■ **SELECTION**:
>> begin
User Guide: Contrast two Datasets given a Target Concept

This document explains how this Shiny visualization tool works. It is recommended to understand the "Top Associated Concepts with a Target Concept" tool (see documentation) before starting with this one.

Summary

This tool is intended to contrast two datasets in order to emphasize how they differ the most. It presents the user with a list of concepts associated with a chosen target concept, ordered according to the difference in association strength between two selected datasets, with the concepts with the highest difference shown at the top. Thus the user is able to visualize the concepts which have a very high association strength in the first dataset but a very low one in the second one.

This comparison is meant to detect concepts which are susceptible to have a meaningful relationship with the target concept, but this relationship has been "overlooked" in the literature. The method relies on the assumption that concepts relationships which are well studied are strongly associated even if considering only abstracts at the sentence level, which correspond to the most restrictive type of literature data available. By contrast, the full articles by paper are the least retrictive in terms of volume and diversity of relationships captured. Therefore it is assumed that two concepts which have a strong association in the latter (full articles) but are absent or have a weak association in the former (abstracts) are a good candidate as an overlooked relationship: the relationship is not well studied otherwise it would be found in the abstracts, and it is significant otherwise it would not have a strong association in the full articles.

Essentially, this tool attempts to simulate the process of a human expert going through the list of top associated concepts from the full articles (as can be done with the previous tool) and extracting the relationships considered non-obvious and potentially candidates for further investigation.

The frequency filters min joint freq in dataset 1 and max joint frequency in dataset 2 play an important role in the selection of the associated concepts shown in the results. Intuitively, the former allows the user to adjust the generality level while the latter is used to adjust the contrast level. The tool is designed to let the user find the "sweet spot" for these parameters so that the output contains exploitable concepts, i.e. points to relationships which are relevant, non-obvious and good candidates for further study.

Data

This tool uses the same type of data as the "Top Associated Concepts with a Target Concept" tool, please refer to its documentation for details about the data). However, while the previous tool was based on a single dataset, the present one is based on comparing two datasets against each other. The comparison is not symetrical, because the system selects concepts which satisfy these two conditions:

The concept has a high association strength with the target in the first dataset,
The concept has a low association strength or is not associated at all with the target in the second dataset.

The tool is intended to be used with a high-coverage first dataset and a restrictive second dataset. By construction, the data obtained from abstracts only contains less but more reliable co-occurrences between concepts, whereas the articles only data contains more but less reliable co-occurences and the abstracts+articles contains all the co-occurrences. Also by contruction, the level by sentence is much more restrictive and more accurate than the level by paper, since the former captures only co-occurences in a sentence while the latter also considers co-occurrences of concepts which appear far away from each other in a document.
>> end
■ **OBJECTIVE A**: In the rows from the first one to the line with "1046, 1047, 1166]", switch "bounding box" to "box" and give those lines again with everything else unchanged.
The user guide and the rows have no connection to each other.

■ **SUPPLIED DATA**:
>> begin
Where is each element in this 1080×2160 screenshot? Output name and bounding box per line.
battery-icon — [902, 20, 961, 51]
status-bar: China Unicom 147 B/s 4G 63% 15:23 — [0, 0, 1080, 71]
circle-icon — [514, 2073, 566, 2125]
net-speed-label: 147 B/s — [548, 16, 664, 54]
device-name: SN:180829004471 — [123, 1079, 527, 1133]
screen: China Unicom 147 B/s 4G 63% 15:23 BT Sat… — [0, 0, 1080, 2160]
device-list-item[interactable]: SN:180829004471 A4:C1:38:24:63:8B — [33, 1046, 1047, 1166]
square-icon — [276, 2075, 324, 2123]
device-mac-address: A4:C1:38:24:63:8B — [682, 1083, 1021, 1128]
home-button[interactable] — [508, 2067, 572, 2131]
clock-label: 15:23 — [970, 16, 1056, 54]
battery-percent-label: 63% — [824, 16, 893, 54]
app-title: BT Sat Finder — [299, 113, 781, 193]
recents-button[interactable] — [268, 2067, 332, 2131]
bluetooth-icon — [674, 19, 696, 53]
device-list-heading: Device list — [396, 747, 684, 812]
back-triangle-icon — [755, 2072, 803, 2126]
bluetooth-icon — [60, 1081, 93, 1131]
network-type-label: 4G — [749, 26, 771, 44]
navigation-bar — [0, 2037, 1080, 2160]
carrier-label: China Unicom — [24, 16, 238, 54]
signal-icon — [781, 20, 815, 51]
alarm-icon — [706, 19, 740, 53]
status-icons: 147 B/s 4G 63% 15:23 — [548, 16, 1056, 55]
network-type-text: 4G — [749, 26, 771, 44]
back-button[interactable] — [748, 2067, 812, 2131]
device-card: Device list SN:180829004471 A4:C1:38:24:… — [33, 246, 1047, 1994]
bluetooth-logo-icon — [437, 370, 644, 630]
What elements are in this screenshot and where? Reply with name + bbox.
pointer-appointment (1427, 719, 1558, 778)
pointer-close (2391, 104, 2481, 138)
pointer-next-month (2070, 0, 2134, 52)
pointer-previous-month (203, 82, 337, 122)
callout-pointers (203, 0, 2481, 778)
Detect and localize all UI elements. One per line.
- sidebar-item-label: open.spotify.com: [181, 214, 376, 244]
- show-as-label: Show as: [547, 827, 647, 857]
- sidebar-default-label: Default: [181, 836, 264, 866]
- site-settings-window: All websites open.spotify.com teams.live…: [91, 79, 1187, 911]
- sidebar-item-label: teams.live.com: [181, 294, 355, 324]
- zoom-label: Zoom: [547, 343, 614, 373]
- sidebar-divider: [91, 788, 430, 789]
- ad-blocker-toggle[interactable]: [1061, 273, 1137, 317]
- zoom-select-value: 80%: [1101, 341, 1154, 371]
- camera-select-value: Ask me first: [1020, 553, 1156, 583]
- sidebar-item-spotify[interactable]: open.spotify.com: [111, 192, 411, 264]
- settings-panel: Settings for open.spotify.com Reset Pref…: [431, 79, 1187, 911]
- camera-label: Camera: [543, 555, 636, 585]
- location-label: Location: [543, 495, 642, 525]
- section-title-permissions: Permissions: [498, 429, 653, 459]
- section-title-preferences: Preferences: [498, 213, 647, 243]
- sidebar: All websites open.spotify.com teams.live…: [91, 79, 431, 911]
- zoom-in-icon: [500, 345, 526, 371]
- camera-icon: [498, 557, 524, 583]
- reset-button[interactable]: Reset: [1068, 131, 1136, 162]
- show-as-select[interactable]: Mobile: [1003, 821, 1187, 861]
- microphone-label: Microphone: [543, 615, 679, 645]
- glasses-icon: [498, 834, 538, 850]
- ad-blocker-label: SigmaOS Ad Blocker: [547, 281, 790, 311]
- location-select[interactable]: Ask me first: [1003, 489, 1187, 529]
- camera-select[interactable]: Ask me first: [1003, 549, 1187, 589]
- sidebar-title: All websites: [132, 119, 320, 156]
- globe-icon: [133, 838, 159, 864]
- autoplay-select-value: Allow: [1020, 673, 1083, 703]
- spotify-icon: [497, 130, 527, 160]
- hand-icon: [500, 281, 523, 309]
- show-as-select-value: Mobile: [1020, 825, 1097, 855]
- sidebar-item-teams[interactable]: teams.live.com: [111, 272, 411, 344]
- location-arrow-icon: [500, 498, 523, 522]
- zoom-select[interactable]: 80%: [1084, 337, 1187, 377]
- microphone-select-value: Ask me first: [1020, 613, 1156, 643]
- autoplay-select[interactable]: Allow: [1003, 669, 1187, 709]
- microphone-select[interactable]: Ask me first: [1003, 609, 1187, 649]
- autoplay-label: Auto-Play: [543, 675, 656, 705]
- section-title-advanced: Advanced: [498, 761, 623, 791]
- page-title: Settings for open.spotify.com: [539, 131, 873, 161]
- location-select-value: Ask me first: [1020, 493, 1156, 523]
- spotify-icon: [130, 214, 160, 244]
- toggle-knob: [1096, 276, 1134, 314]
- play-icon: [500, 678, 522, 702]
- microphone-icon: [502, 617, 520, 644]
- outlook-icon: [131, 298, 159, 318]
>> end
■ **OBJECTIVE B**:
Answer these questions from the user guide.
(i) Which type of literature data does it call the most restrictive available?
(ii) Which two frequency filters does it name?
(iii) What kind of first dataset and second dataset is the tool intended to be used with?

■ **CORRECT OUTPUT A**:
Where is each element in this 1080×2160 screenshot? Output name and box per line.
battery-icon — [902, 20, 961, 51]
status-bar: China Unicom 147 B/s 4G 63% 15:23 — [0, 0, 1080, 71]
circle-icon — [514, 2073, 566, 2125]
net-speed-label: 147 B/s — [548, 16, 664, 54]
device-name: SN:180829004471 — [123, 1079, 527, 1133]
screen: China Unicom 147 B/s 4G 63% 15:23 BT Sat… — [0, 0, 1080, 2160]
device-list-item[interactable]: SN:180829004471 A4:C1:38:24:63:8B — [33, 1046, 1047, 1166]

■ **CORRECT OUTPUT B**:
(i) Abstracts at the sentence level.
(ii) Min joint freq in dataset 1 and max joint frequency in dataset 2.
(iii) A high-coverage first dataset and a restrictive second dataset.